### [Stated problem]
Extract every line that contains the string "Показатели".
»»
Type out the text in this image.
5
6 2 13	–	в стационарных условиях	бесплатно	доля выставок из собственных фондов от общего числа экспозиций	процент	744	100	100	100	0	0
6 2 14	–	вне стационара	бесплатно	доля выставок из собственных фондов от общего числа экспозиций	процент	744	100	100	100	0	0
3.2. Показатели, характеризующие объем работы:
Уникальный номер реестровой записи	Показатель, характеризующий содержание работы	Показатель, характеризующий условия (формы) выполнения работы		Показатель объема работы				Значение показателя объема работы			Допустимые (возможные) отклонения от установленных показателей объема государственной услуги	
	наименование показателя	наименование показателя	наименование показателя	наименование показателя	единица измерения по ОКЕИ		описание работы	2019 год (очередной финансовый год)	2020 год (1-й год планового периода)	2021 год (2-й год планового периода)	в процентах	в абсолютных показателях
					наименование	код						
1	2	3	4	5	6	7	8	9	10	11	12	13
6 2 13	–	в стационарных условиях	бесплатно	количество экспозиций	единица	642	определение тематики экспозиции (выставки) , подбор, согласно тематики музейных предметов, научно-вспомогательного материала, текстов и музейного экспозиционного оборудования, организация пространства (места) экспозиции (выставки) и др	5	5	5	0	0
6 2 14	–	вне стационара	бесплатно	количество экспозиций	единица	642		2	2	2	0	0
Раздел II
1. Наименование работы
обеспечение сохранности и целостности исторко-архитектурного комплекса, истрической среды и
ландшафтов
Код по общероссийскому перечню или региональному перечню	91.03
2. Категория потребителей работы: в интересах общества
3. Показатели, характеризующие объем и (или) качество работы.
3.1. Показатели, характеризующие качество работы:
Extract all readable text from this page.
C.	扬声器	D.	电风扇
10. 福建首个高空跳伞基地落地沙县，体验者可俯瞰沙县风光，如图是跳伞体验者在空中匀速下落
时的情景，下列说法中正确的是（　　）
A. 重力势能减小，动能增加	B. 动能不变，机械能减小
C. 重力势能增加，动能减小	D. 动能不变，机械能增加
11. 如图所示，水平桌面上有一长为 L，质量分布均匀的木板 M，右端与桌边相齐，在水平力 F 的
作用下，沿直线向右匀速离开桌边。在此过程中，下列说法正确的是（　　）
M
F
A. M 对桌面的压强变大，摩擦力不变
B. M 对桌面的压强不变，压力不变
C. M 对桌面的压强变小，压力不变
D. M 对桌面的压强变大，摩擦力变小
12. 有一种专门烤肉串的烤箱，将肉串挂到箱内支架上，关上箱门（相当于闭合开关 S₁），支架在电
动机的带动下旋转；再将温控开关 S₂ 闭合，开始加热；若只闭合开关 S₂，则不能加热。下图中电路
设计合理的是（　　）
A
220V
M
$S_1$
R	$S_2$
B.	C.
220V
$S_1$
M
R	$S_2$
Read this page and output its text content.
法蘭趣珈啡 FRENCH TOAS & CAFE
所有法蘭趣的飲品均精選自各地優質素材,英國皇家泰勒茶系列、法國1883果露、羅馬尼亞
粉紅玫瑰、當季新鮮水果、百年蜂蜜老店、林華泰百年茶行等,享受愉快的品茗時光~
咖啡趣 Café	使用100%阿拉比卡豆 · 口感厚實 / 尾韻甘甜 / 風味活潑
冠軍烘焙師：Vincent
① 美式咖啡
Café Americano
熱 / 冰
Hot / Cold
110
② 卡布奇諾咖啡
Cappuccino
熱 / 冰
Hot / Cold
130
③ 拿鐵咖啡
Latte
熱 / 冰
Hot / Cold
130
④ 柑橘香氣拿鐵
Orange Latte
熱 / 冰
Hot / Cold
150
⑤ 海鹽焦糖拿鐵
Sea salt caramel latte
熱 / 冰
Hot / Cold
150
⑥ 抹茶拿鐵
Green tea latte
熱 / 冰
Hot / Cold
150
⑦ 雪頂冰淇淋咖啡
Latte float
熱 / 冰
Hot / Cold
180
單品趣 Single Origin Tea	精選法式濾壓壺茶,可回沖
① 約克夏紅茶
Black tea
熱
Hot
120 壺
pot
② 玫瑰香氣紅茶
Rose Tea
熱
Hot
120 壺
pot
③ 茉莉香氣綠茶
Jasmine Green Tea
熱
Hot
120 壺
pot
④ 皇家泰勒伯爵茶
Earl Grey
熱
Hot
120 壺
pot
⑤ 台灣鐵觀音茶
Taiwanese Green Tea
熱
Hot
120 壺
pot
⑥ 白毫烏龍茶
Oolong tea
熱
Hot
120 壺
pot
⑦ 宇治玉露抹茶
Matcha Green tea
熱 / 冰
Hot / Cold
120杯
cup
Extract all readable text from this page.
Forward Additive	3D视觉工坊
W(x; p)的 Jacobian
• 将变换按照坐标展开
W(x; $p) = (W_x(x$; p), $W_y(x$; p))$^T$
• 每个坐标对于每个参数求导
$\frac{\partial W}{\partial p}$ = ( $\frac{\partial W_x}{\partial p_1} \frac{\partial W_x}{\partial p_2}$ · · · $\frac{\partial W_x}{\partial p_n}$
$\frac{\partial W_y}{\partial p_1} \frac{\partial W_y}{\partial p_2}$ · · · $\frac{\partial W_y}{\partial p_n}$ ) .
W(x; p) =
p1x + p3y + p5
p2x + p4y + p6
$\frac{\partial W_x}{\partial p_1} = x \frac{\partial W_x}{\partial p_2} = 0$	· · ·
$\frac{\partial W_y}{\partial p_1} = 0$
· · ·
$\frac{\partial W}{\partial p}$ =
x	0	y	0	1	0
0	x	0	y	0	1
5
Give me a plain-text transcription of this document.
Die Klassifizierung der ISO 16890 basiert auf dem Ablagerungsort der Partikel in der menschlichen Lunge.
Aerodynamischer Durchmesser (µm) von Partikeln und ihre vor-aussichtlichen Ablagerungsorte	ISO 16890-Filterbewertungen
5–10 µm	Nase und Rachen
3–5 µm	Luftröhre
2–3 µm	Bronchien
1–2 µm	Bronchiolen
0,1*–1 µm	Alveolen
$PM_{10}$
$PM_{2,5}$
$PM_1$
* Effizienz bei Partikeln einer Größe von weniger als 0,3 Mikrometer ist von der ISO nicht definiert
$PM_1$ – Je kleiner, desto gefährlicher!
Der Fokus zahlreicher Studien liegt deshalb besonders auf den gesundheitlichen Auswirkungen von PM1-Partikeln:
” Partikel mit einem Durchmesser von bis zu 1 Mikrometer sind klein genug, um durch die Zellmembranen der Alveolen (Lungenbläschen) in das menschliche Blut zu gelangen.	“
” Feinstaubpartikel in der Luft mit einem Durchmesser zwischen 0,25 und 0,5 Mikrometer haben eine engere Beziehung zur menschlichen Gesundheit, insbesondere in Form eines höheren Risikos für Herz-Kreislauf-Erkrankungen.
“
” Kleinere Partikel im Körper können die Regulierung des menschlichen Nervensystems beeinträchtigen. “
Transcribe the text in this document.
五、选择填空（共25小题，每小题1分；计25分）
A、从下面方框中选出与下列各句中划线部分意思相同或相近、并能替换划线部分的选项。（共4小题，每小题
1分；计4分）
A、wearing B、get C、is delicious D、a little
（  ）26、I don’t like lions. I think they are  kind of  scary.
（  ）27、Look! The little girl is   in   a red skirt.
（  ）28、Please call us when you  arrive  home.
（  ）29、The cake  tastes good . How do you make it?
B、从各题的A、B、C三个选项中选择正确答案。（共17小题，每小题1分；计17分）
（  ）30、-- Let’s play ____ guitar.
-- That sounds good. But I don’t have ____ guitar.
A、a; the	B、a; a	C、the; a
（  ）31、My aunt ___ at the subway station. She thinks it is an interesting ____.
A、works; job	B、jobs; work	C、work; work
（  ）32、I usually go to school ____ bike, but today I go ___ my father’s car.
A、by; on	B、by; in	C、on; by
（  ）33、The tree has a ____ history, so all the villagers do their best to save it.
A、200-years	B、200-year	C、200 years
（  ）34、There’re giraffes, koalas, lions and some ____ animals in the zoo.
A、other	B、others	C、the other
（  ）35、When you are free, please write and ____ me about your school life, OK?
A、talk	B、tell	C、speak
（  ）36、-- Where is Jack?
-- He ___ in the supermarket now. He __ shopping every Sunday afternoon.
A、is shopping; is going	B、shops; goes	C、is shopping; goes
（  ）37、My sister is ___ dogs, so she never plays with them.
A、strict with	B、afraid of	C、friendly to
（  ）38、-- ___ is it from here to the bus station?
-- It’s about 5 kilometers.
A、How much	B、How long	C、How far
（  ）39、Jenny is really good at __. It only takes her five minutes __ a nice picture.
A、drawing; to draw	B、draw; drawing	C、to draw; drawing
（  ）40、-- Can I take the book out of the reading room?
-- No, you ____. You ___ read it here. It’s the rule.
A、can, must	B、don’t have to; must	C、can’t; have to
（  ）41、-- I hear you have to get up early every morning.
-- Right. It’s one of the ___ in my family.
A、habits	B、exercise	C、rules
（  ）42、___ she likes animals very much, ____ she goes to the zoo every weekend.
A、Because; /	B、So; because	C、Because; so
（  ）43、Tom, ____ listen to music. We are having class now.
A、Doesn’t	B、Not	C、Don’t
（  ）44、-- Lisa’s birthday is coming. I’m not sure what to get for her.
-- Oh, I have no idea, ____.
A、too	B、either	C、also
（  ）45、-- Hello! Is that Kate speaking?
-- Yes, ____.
««
### [Solution]
3.2. Показатели, характеризующие объем работы:
3. Показатели, характеризующие объем и (или) качество работы.
3.1. Показатели, характеризующие качество работы:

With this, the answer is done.